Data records
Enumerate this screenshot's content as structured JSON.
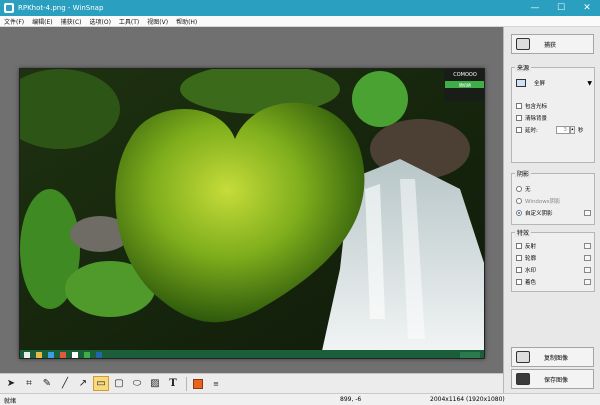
{
  "window": {
    "title": "RPKhot-4.png - WinSnap",
    "controls": [
      "—",
      "☐",
      "✕"
    ]
  },
  "menu": [
    "文件(F)",
    "编辑(E)",
    "捕获(C)",
    "选项(O)",
    "工具(T)",
    "视图(V)",
    "帮助(H)"
  ],
  "photo": {
    "overlay_brand": "COMOOO",
    "overlay_button": "随机换"
  },
  "panel": {
    "capture_label": "捕获",
    "source": {
      "title": "来源",
      "mode": "全屏",
      "include_cursor": "包含光标",
      "clear_background": "清除背景",
      "delay_label": "延时:",
      "delay_value": "3",
      "delay_unit": "秒"
    },
    "shadow": {
      "title": "阴影",
      "none": "无",
      "aero": "Windows阴影",
      "custom": "自定义阴影"
    },
    "effects": {
      "title": "特效",
      "reflection": "反射",
      "outline": "轮廓",
      "watermark": "水印",
      "tint": "着色"
    },
    "copy_label": "复制图像",
    "save_label": "保存图像"
  },
  "status": {
    "state": "就绪",
    "coords": "899, -6",
    "dims": "2004x1164 (1920x1080)"
  },
  "colors": {
    "titlebar": "#2a9fbf",
    "tool_highlight": "#f7d980",
    "fill_color": "#e8631c"
  }
}
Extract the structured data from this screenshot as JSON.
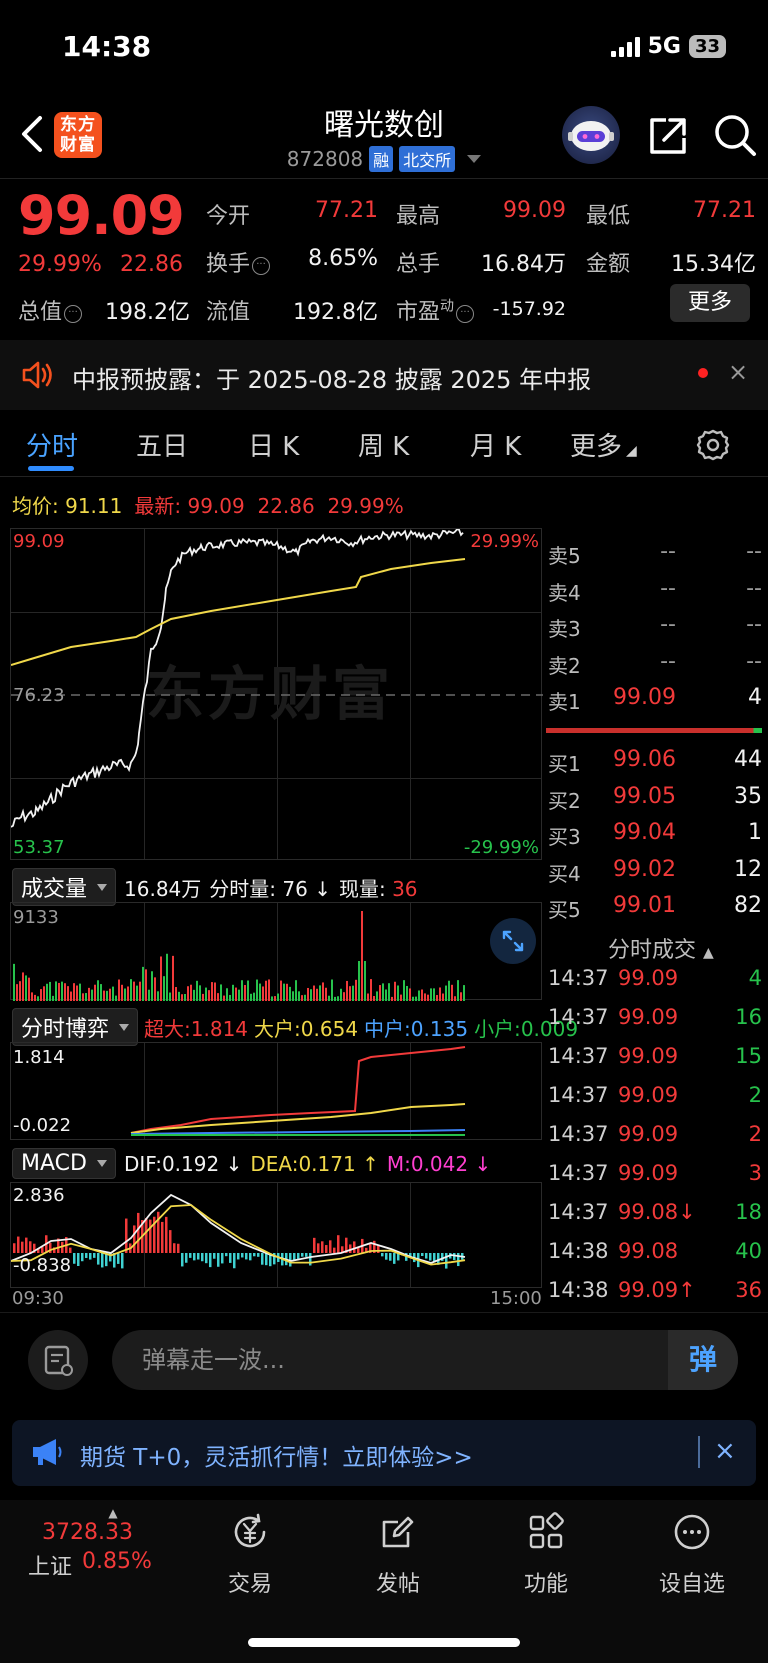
{
  "status": {
    "time": "14:38",
    "network": "5G",
    "battery": "33"
  },
  "header": {
    "logo_line1": "东方",
    "logo_line2": "财富",
    "name": "曙光数创",
    "code": "872808",
    "tag_margin": "融",
    "tag_exchange": "北交所"
  },
  "quote": {
    "last": "99.09",
    "change_pct": "29.99%",
    "change_amt": "22.86",
    "open_label": "今开",
    "open": "77.21",
    "high_label": "最高",
    "high": "99.09",
    "low_label": "最低",
    "low": "77.21",
    "turnover_label": "换手",
    "turnover": "8.65%",
    "volume_label": "总手",
    "volume": "16.84万",
    "amount_label": "金额",
    "amount": "15.34亿",
    "mktcap_label": "总值",
    "mktcap": "198.2亿",
    "float_label": "流值",
    "float": "192.8亿",
    "pe_label": "市盈",
    "pe_sup": "动",
    "pe": "-157.92",
    "more": "更多"
  },
  "notice": {
    "text": "中报预披露：于 2025-08-28 披露 2025 年中报",
    "close": "×"
  },
  "tabs": [
    "分时",
    "五日",
    "日 K",
    "周 K",
    "月 K",
    "更多"
  ],
  "intraday": {
    "avg_label": "均价:",
    "avg": "91.11",
    "latest_label": "最新:",
    "latest": "99.09",
    "latest_chg": "22.86",
    "latest_pct": "29.99%",
    "y_top": "99.09",
    "y_mid": "76.23",
    "y_bottom": "53.37",
    "pct_top": "29.99%",
    "pct_bottom": "-29.99%",
    "watermark": "东方财富"
  },
  "volume_panel": {
    "label": "成交量",
    "total": "16.84万",
    "minute_label": "分时量:",
    "minute": "76",
    "now_label": "现量:",
    "now": "36",
    "y_max": "9133"
  },
  "game_panel": {
    "label": "分时博弈",
    "super_label": "超大:",
    "super": "1.814",
    "large_label": "大户:",
    "large": "0.654",
    "mid_label": "中户:",
    "mid": "0.135",
    "small_label": "小户:",
    "small": "0.009",
    "y_max": "1.814",
    "y_min": "-0.022"
  },
  "macd_panel": {
    "label": "MACD",
    "dif_label": "DIF:",
    "dif": "0.192",
    "dea_label": "DEA:",
    "dea": "0.171",
    "m_label": "M:",
    "m": "0.042",
    "y_max": "2.836",
    "y_min": "-0.838",
    "x_start": "09:30",
    "x_end": "15:00"
  },
  "orderbook": {
    "asks": [
      {
        "label": "卖5",
        "price": "--",
        "vol": "--"
      },
      {
        "label": "卖4",
        "price": "--",
        "vol": "--"
      },
      {
        "label": "卖3",
        "price": "--",
        "vol": "--"
      },
      {
        "label": "卖2",
        "price": "--",
        "vol": "--"
      },
      {
        "label": "卖1",
        "price": "99.09",
        "vol": "4"
      }
    ],
    "bids": [
      {
        "label": "买1",
        "price": "99.06",
        "vol": "44"
      },
      {
        "label": "买2",
        "price": "99.05",
        "vol": "35"
      },
      {
        "label": "买3",
        "price": "99.04",
        "vol": "1"
      },
      {
        "label": "买4",
        "price": "99.02",
        "vol": "12"
      },
      {
        "label": "买5",
        "price": "99.01",
        "vol": "82"
      }
    ]
  },
  "trades": {
    "title": "分时成交",
    "rows": [
      {
        "time": "14:37",
        "price": "99.09",
        "vol": "4",
        "side": "buy"
      },
      {
        "time": "14:37",
        "price": "99.09",
        "vol": "16",
        "side": "buy"
      },
      {
        "time": "14:37",
        "price": "99.09",
        "vol": "15",
        "side": "buy"
      },
      {
        "time": "14:37",
        "price": "99.09",
        "vol": "2",
        "side": "buy"
      },
      {
        "time": "14:37",
        "price": "99.09",
        "vol": "2",
        "side": "sell"
      },
      {
        "time": "14:37",
        "price": "99.09",
        "vol": "3",
        "side": "sell"
      },
      {
        "time": "14:37",
        "price": "99.08↓",
        "vol": "18",
        "side": "buy"
      },
      {
        "time": "14:38",
        "price": "99.08",
        "vol": "40",
        "side": "buy"
      },
      {
        "time": "14:38",
        "price": "99.09↑",
        "vol": "36",
        "side": "sell"
      }
    ]
  },
  "comment": {
    "placeholder": "弹幕走一波...",
    "send": "弹"
  },
  "ad": {
    "text": "期货 T+0，灵活抓行情！立即体验>>",
    "close": "×"
  },
  "nav": {
    "index_value": "3728.33",
    "index_name": "上证",
    "index_pct": "0.85%",
    "items": [
      "交易",
      "发帖",
      "功能",
      "设自选"
    ]
  },
  "colors": {
    "up": "#f23a3a",
    "down": "#27c24c",
    "avg": "#f0d84a",
    "accent": "#2f8cff"
  }
}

WHAT IS ASKED
Restate every record exactly, please; do not copy the pictures.

EXERCISE RESPONSE
Enumerate this screenshot's content as structured JSON.
{
  "window": {
    "title": "RPKhot-4.png - WinSnap",
    "controls": [
      "—",
      "☐",
      "✕"
    ]
  },
  "menu": [
    "文件(F)",
    "编辑(E)",
    "捕获(C)",
    "选项(O)",
    "工具(T)",
    "视图(V)",
    "帮助(H)"
  ],
  "photo": {
    "overlay_brand": "COMOOO",
    "overlay_button": "随机换"
  },
  "panel": {
    "capture_label": "捕获",
    "source": {
      "title": "来源",
      "mode": "全屏",
      "include_cursor": "包含光标",
      "clear_background": "清除背景",
      "delay_label": "延时:",
      "delay_value": "3",
      "delay_unit": "秒"
    },
    "shadow": {
      "title": "阴影",
      "none": "无",
      "aero": "Windows阴影",
      "custom": "自定义阴影"
    },
    "effects": {
      "title": "特效",
      "reflection": "反射",
      "outline": "轮廓",
      "watermark": "水印",
      "tint": "着色"
    },
    "copy_label": "复制图像",
    "save_label": "保存图像"
  },
  "status": {
    "state": "就绪",
    "coords": "899, -6",
    "dims": "2004x1164 (1920x1080)"
  },
  "colors": {
    "titlebar": "#2a9fbf",
    "tool_highlight": "#f7d980",
    "fill_color": "#e8631c"
  }
}
Extract the structured data from this screenshot as JSON.
{
  "status": {
    "time": "14:38",
    "network": "5G",
    "battery": "33"
  },
  "header": {
    "logo_line1": "东方",
    "logo_line2": "财富",
    "name": "曙光数创",
    "code": "872808",
    "tag_margin": "融",
    "tag_exchange": "北交所"
  },
  "quote": {
    "last": "99.09",
    "change_pct": "29.99%",
    "change_amt": "22.86",
    "open_label": "今开",
    "open": "77.21",
    "high_label": "最高",
    "high": "99.09",
    "low_label": "最低",
    "low": "77.21",
    "turnover_label": "换手",
    "turnover": "8.65%",
    "volume_label": "总手",
    "volume": "16.84万",
    "amount_label": "金额",
    "amount": "15.34亿",
    "mktcap_label": "总值",
    "mktcap": "198.2亿",
    "float_label": "流值",
    "float": "192.8亿",
    "pe_label": "市盈",
    "pe_sup": "动",
    "pe": "-157.92",
    "more": "更多"
  },
  "notice": {
    "text": "中报预披露：于 2025-08-28 披露 2025 年中报",
    "close": "×"
  },
  "tabs": [
    "分时",
    "五日",
    "日 K",
    "周 K",
    "月 K",
    "更多"
  ],
  "intraday": {
    "avg_label": "均价:",
    "avg": "91.11",
    "latest_label": "最新:",
    "latest": "99.09",
    "latest_chg": "22.86",
    "latest_pct": "29.99%",
    "y_top": "99.09",
    "y_mid": "76.23",
    "y_bottom": "53.37",
    "pct_top": "29.99%",
    "pct_bottom": "-29.99%",
    "watermark": "东方财富"
  },
  "volume_panel": {
    "label": "成交量",
    "total": "16.84万",
    "minute_label": "分时量:",
    "minute": "76",
    "now_label": "现量:",
    "now": "36",
    "y_max": "9133"
  },
  "game_panel": {
    "label": "分时博弈",
    "super_label": "超大:",
    "super": "1.814",
    "large_label": "大户:",
    "large": "0.654",
    "mid_label": "中户:",
    "mid": "0.135",
    "small_label": "小户:",
    "small": "0.009",
    "y_max": "1.814",
    "y_min": "-0.022"
  },
  "macd_panel": {
    "label": "MACD",
    "dif_label": "DIF:",
    "dif": "0.192",
    "dea_label": "DEA:",
    "dea": "0.171",
    "m_label": "M:",
    "m": "0.042",
    "y_max": "2.836",
    "y_min": "-0.838",
    "x_start": "09:30",
    "x_end": "15:00"
  },
  "orderbook": {
    "asks": [
      {
        "label": "卖5",
        "price": "--",
        "vol": "--"
      },
      {
        "label": "卖4",
        "price": "--",
        "vol": "--"
      },
      {
        "label": "卖3",
        "price": "--",
        "vol": "--"
      },
      {
        "label": "卖2",
        "price": "--",
        "vol": "--"
      },
      {
        "label": "卖1",
        "price": "99.09",
        "vol": "4"
      }
    ],
    "bids": [
      {
        "label": "买1",
        "price": "99.06",
        "vol": "44"
      },
      {
        "label": "买2",
        "price": "99.05",
        "vol": "35"
      },
      {
        "label": "买3",
        "price": "99.04",
        "vol": "1"
      },
      {
        "label": "买4",
        "price": "99.02",
        "vol": "12"
      },
      {
        "label": "买5",
        "price": "99.01",
        "vol": "82"
      }
    ]
  },
  "trades": {
    "title": "分时成交",
    "rows": [
      {
        "time": "14:37",
        "price": "99.09",
        "vol": "4",
        "side": "buy"
      },
      {
        "time": "14:37",
        "price": "99.09",
        "vol": "16",
        "side": "buy"
      },
      {
        "time": "14:37",
        "price": "99.09",
        "vol": "15",
        "side": "buy"
      },
      {
        "time": "14:37",
        "price": "99.09",
        "vol": "2",
        "side": "buy"
      },
      {
        "time": "14:37",
        "price": "99.09",
        "vol": "2",
        "side": "sell"
      },
      {
        "time": "14:37",
        "price": "99.09",
        "vol": "3",
        "side": "sell"
      },
      {
        "time": "14:37",
        "price": "99.08↓",
        "vol": "18",
        "side": "buy"
      },
      {
        "time": "14:38",
        "price": "99.08",
        "vol": "40",
        "side": "buy"
      },
      {
        "time": "14:38",
        "price": "99.09↑",
        "vol": "36",
        "side": "sell"
      }
    ]
  },
  "comment": {
    "placeholder": "弹幕走一波...",
    "send": "弹"
  },
  "ad": {
    "text": "期货 T+0，灵活抓行情！立即体验>>",
    "close": "×"
  },
  "nav": {
    "index_value": "3728.33",
    "index_name": "上证",
    "index_pct": "0.85%",
    "items": [
      "交易",
      "发帖",
      "功能",
      "设自选"
    ]
  },
  "colors": {
    "up": "#f23a3a",
    "down": "#27c24c",
    "avg": "#f0d84a",
    "accent": "#2f8cff"
  }
}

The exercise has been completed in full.